§ **CHALLENGE**: Every line with the word "content" in it should be extracted from the data that follows.

[begin DATA FOR THIS EXERCISE]

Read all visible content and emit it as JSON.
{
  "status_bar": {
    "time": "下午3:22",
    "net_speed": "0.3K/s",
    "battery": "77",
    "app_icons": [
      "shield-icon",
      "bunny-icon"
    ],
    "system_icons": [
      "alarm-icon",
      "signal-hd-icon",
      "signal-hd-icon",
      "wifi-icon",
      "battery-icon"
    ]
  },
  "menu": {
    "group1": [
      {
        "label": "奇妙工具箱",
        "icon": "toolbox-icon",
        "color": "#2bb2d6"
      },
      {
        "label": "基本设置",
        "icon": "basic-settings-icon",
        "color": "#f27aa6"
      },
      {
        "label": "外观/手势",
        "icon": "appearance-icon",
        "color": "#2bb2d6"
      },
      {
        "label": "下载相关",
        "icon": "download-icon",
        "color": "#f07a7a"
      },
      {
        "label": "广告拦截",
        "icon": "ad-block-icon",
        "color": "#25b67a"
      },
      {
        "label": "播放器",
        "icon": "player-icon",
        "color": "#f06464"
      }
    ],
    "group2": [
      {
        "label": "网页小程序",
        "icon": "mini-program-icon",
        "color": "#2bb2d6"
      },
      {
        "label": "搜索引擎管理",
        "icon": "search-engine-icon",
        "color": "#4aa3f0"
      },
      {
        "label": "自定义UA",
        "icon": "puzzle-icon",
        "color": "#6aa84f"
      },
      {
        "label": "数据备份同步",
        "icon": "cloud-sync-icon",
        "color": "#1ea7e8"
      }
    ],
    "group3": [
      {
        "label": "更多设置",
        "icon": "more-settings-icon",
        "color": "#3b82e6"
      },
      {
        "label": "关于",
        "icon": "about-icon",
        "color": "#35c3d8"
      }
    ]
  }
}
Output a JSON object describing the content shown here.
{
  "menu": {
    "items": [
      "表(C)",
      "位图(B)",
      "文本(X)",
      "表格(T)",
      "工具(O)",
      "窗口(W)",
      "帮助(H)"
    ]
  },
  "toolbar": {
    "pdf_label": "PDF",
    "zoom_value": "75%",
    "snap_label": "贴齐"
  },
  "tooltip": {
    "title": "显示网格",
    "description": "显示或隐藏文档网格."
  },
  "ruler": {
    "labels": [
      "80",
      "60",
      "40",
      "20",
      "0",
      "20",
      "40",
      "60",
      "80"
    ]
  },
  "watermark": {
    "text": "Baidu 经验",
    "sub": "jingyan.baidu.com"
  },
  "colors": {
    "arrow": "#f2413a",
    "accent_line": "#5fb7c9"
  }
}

[end DATA FOR THIS EXERCISE]

§ **RESULT OF THE TASK**:
Read all visible content and emit it as JSON.
Output a JSON object describing the content shown here.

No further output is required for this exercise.